*** GIVEN ENTRIES ***
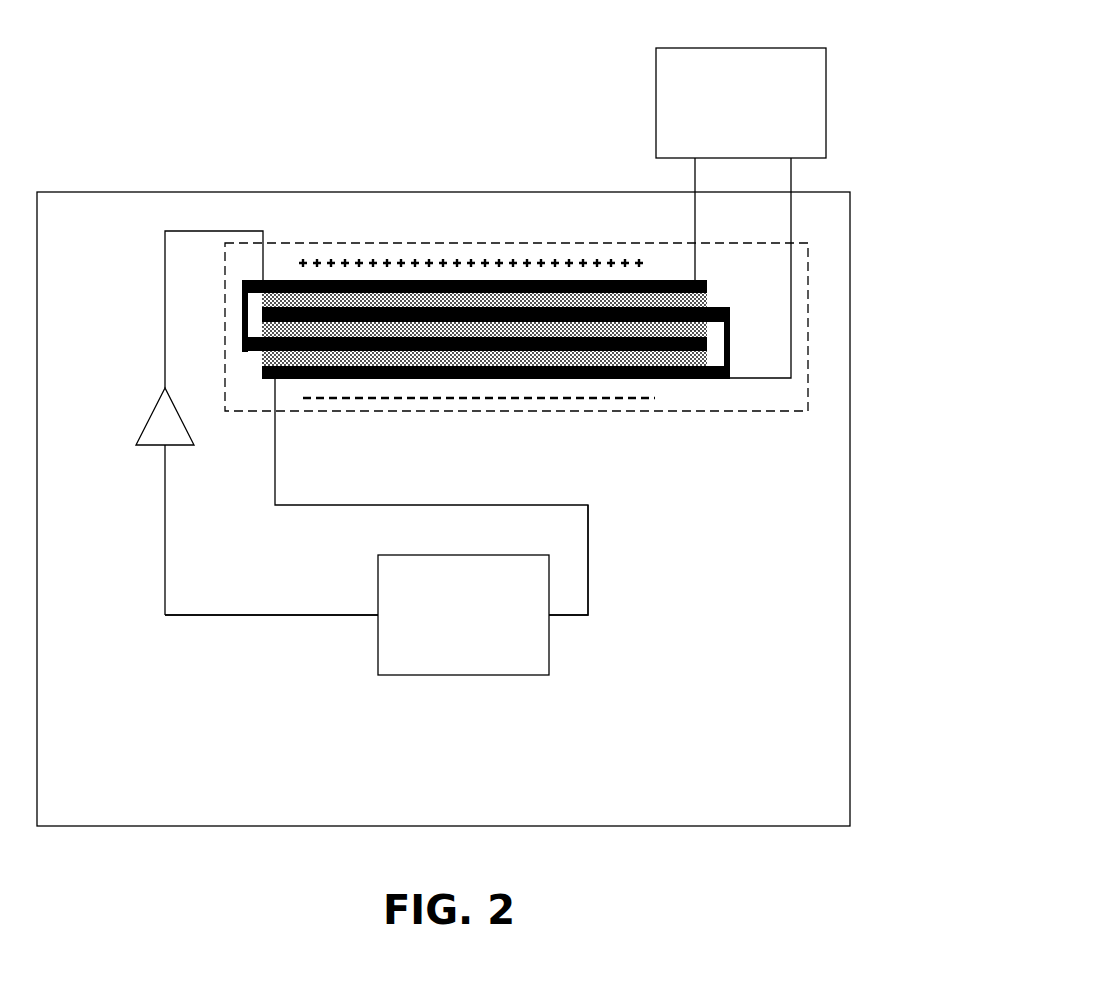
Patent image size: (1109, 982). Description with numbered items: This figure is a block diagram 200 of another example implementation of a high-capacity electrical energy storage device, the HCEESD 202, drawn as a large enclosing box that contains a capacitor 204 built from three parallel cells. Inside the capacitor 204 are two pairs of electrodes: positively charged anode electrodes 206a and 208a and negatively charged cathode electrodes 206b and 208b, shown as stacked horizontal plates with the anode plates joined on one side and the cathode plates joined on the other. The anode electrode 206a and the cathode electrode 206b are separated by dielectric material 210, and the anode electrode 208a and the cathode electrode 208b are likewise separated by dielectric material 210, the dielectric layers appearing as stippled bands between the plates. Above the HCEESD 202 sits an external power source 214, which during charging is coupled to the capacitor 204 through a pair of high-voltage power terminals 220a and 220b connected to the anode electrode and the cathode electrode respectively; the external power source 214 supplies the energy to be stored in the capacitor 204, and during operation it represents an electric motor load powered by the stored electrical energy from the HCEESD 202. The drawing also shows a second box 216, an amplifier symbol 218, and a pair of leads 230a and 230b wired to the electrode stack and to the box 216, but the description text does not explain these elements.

The block diagram 200 is at (119, 120).
The HCEESD 202 is at (826, 799).
The capacitor 204 is at (622, 413).
The anode electrode 206a is at (270, 280).
The cathode electrode 206b is at (250, 351).
The anode electrode 208a is at (713, 300).
The cathode electrode 208b is at (712, 368).
The dielectric material 210 is at (477, 330).
The external power source 214 is at (818, 145).
The voltage source / bias supply 216 is at (537, 669).
The amplifier 218 is at (155, 447).
The high-voltage power terminal 220a is at (695, 200).
The high-voltage power terminal 220b is at (792, 222).
The positive lead of bias supply 230a is at (288, 615).
The negative lead of bias supply 230b is at (588, 558).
*** End of GIVEN ENTRIES ***
An unchanged copy of the data, images excluded, is all that should be given.

Patent image size: (1109, 982). Description with numbered items: This figure is a block diagram 200 of another example implementation of a high-capacity electrical energy storage device, the HCEESD 202, drawn as a large enclosing box that contains a capacitor 204 built from three parallel cells. Inside the capacitor 204 are two pairs of electrodes: positively charged anode electrodes 206a and 208a and negatively charged cathode electrodes 206b and 208b, shown as stacked horizontal plates with the anode plates joined on one side and the cathode plates joined on the other. The anode electrode 206a and the cathode electrode 206b are separated by dielectric material 210, and the anode electrode 208a and the cathode electrode 208b are likewise separated by dielectric material 210, the dielectric layers appearing as stippled bands between the plates. Above the HCEESD 202 sits an external power source 214, which during charging is coupled to the capacitor 204 through a pair of high-voltage power terminals 220a and 220b connected to the anode electrode and the cathode electrode respectively; the external power source 214 supplies the energy to be stored in the capacitor 204, and during operation it represents an electric motor load powered by the stored electrical energy from the HCEESD 202. The drawing also shows a second box 216, an amplifier symbol 218, and a pair of leads 230a and 230b wired to the electrode stack and to the box 216, but the description text does not explain these elements.

The block diagram 200 is at (119, 120).
The HCEESD 202 is at (826, 799).
The capacitor 204 is at (622, 413).
The anode electrode 206a is at (270, 280).
The cathode electrode 206b is at (250, 351).
The anode electrode 208a is at (713, 300).
The cathode electrode 208b is at (712, 368).
The dielectric material 210 is at (477, 330).
The external power source 214 is at (818, 145).
The voltage source / bias supply 216 is at (537, 669).
The amplifier 218 is at (155, 447).
The high-voltage power terminal 220a is at (695, 200).
The high-voltage power terminal 220b is at (792, 222).
The positive lead of bias supply 230a is at (288, 615).
The negative lead of bias supply 230b is at (588, 558).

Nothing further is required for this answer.